- PROBLEM TO SOLVE
Pictures stay out of the copy; restate everything else in the material exactly.

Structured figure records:
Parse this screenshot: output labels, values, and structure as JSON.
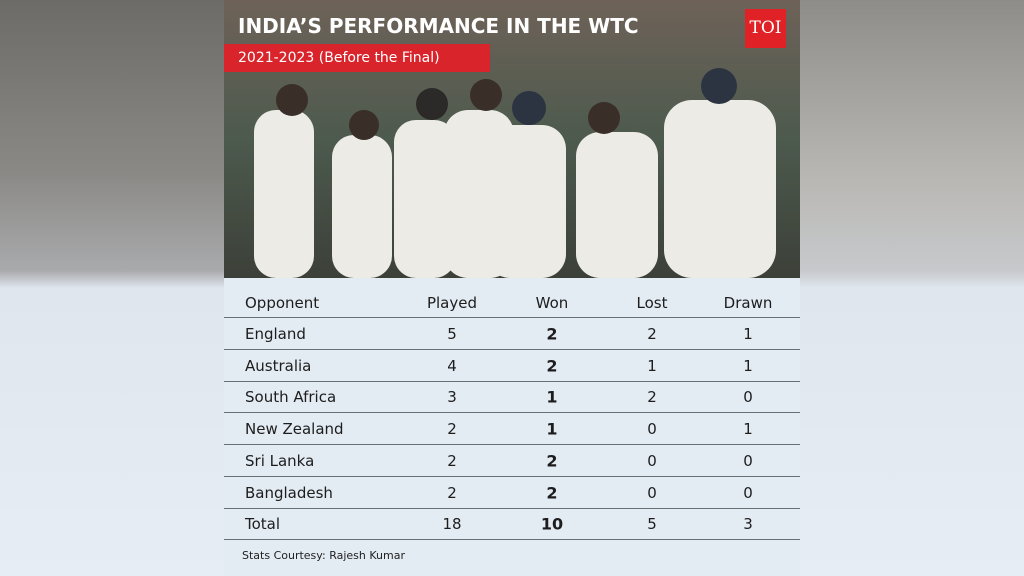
{
  "header": {
    "title": "INDIA’S PERFORMANCE IN THE WTC",
    "subtitle": "2021-2023 (Before the Final)",
    "logo": "TOI"
  },
  "table": {
    "columns": [
      "Opponent",
      "Played",
      "Won",
      "Lost",
      "Drawn"
    ],
    "rows": [
      [
        "England",
        5,
        2,
        2,
        1
      ],
      [
        "Australia",
        4,
        2,
        1,
        1
      ],
      [
        "South Africa",
        3,
        1,
        2,
        0
      ],
      [
        "New Zealand",
        2,
        1,
        0,
        1
      ],
      [
        "Sri Lanka",
        2,
        2,
        0,
        0
      ],
      [
        "Bangladesh",
        2,
        2,
        0,
        0
      ],
      [
        "Total",
        18,
        10,
        5,
        3
      ]
    ]
  },
  "footer": "Stats Courtesy: Rajesh Kumar"
}
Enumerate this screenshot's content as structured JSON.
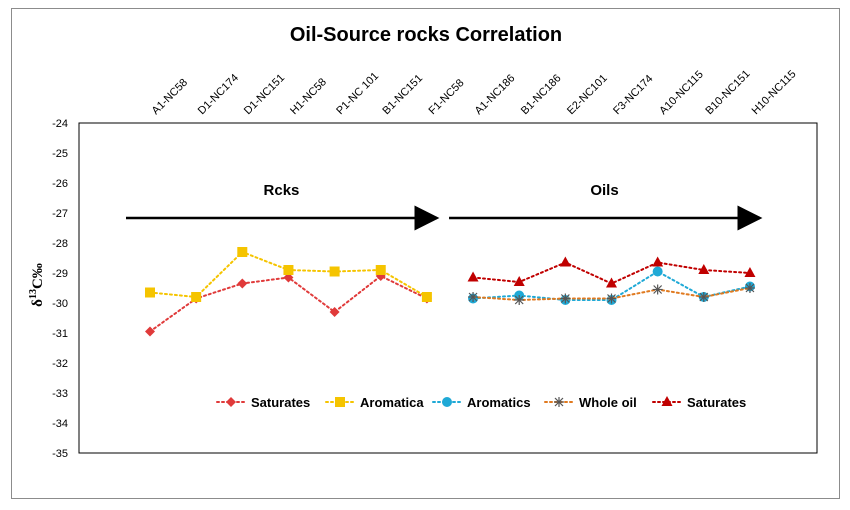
{
  "chart_data": {
    "type": "line",
    "title": "Oil-Source rocks Correlation",
    "ylabel": {
      "prefix": "δ",
      "sup": "13",
      "suffix": "C‰"
    },
    "ylim": [
      -35,
      -24
    ],
    "yticks": [
      -24,
      -25,
      -26,
      -27,
      -28,
      -29,
      -30,
      -31,
      -32,
      -33,
      -34,
      -35
    ],
    "grid": false,
    "legend_position": "bottom",
    "categories": [
      "A1-NC58",
      "D1-NC174",
      "D1-NC151",
      "H1-NC58",
      "P1-NC 101",
      "B1-NC151",
      "F1-NC58",
      "A1-NC186",
      "B1-NC186",
      "E2-NC101",
      "F3-NC174",
      "A10-NC115",
      "B10-NC151",
      "H10-NC115"
    ],
    "series": [
      {
        "name": "Saturates",
        "color": "#e03a3a",
        "marker": "diamond",
        "values": [
          -30.95,
          -29.85,
          -29.35,
          -29.15,
          -30.3,
          -29.1,
          -29.85,
          null,
          null,
          null,
          null,
          null,
          null,
          null
        ]
      },
      {
        "name": "Aromatica",
        "color": "#f5c400",
        "marker": "square",
        "values": [
          -29.65,
          -29.8,
          -28.3,
          -28.9,
          -28.95,
          -28.9,
          -29.8,
          null,
          null,
          null,
          null,
          null,
          null,
          null
        ]
      },
      {
        "name": "Aromatics",
        "color": "#1fa9d6",
        "marker": "circle",
        "values": [
          null,
          null,
          null,
          null,
          null,
          null,
          null,
          -29.85,
          -29.75,
          -29.9,
          -29.9,
          -28.95,
          -29.8,
          -29.45
        ]
      },
      {
        "name": "Whole oil",
        "color": "#e07a20",
        "marker": "star",
        "values": [
          null,
          null,
          null,
          null,
          null,
          null,
          null,
          -29.8,
          -29.9,
          -29.85,
          -29.85,
          -29.55,
          -29.8,
          -29.5
        ]
      },
      {
        "name": "Saturates",
        "color": "#c00000",
        "marker": "triangle",
        "values": [
          null,
          null,
          null,
          null,
          null,
          null,
          null,
          -29.15,
          -29.3,
          -28.65,
          -29.35,
          -28.65,
          -28.9,
          -29.0
        ]
      }
    ],
    "annotations": [
      {
        "text": "Rcks",
        "arrow_from_category": 0,
        "arrow_to_category": 6,
        "y_level": -27.1
      },
      {
        "text": "Oils",
        "arrow_from_category": 7,
        "arrow_to_category": 13,
        "y_level": -27.1
      }
    ]
  }
}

- WRITTEN SOLUTION
Parse this screenshot: output labels, values, and structure as JSON.
{
  "header": {
    "title": "INDIA’S PERFORMANCE IN THE WTC",
    "subtitle": "2021-2023 (Before the Final)",
    "logo": "TOI"
  },
  "table": {
    "columns": [
      "Opponent",
      "Played",
      "Won",
      "Lost",
      "Drawn"
    ],
    "rows": [
      [
        "England",
        5,
        2,
        2,
        1
      ],
      [
        "Australia",
        4,
        2,
        1,
        1
      ],
      [
        "South Africa",
        3,
        1,
        2,
        0
      ],
      [
        "New Zealand",
        2,
        1,
        0,
        1
      ],
      [
        "Sri Lanka",
        2,
        2,
        0,
        0
      ],
      [
        "Bangladesh",
        2,
        2,
        0,
        0
      ],
      [
        "Total",
        18,
        10,
        5,
        3
      ]
    ]
  },
  "footer": "Stats Courtesy: Rajesh Kumar"
}
Enumerate this screenshot's content as structured JSON.
{
  "chart_data": {
    "type": "line",
    "title": "Oil-Source rocks Correlation",
    "ylabel": {
      "prefix": "δ",
      "sup": "13",
      "suffix": "C‰"
    },
    "ylim": [
      -35,
      -24
    ],
    "yticks": [
      -24,
      -25,
      -26,
      -27,
      -28,
      -29,
      -30,
      -31,
      -32,
      -33,
      -34,
      -35
    ],
    "grid": false,
    "legend_position": "bottom",
    "categories": [
      "A1-NC58",
      "D1-NC174",
      "D1-NC151",
      "H1-NC58",
      "P1-NC 101",
      "B1-NC151",
      "F1-NC58",
      "A1-NC186",
      "B1-NC186",
      "E2-NC101",
      "F3-NC174",
      "A10-NC115",
      "B10-NC151",
      "H10-NC115"
    ],
    "series": [
      {
        "name": "Saturates",
        "color": "#e03a3a",
        "marker": "diamond",
        "values": [
          -30.95,
          -29.85,
          -29.35,
          -29.15,
          -30.3,
          -29.1,
          -29.85,
          null,
          null,
          null,
          null,
          null,
          null,
          null
        ]
      },
      {
        "name": "Aromatica",
        "color": "#f5c400",
        "marker": "square",
        "values": [
          -29.65,
          -29.8,
          -28.3,
          -28.9,
          -28.95,
          -28.9,
          -29.8,
          null,
          null,
          null,
          null,
          null,
          null,
          null
        ]
      },
      {
        "name": "Aromatics",
        "color": "#1fa9d6",
        "marker": "circle",
        "values": [
          null,
          null,
          null,
          null,
          null,
          null,
          null,
          -29.85,
          -29.75,
          -29.9,
          -29.9,
          -28.95,
          -29.8,
          -29.45
        ]
      },
      {
        "name": "Whole oil",
        "color": "#e07a20",
        "marker": "star",
        "values": [
          null,
          null,
          null,
          null,
          null,
          null,
          null,
          -29.8,
          -29.9,
          -29.85,
          -29.85,
          -29.55,
          -29.8,
          -29.5
        ]
      },
      {
        "name": "Saturates",
        "color": "#c00000",
        "marker": "triangle",
        "values": [
          null,
          null,
          null,
          null,
          null,
          null,
          null,
          -29.15,
          -29.3,
          -28.65,
          -29.35,
          -28.65,
          -28.9,
          -29.0
        ]
      }
    ],
    "annotations": [
      {
        "text": "Rcks",
        "arrow_from_category": 0,
        "arrow_to_category": 6,
        "y_level": -27.1
      },
      {
        "text": "Oils",
        "arrow_from_category": 7,
        "arrow_to_category": 13,
        "y_level": -27.1
      }
    ]
  }
}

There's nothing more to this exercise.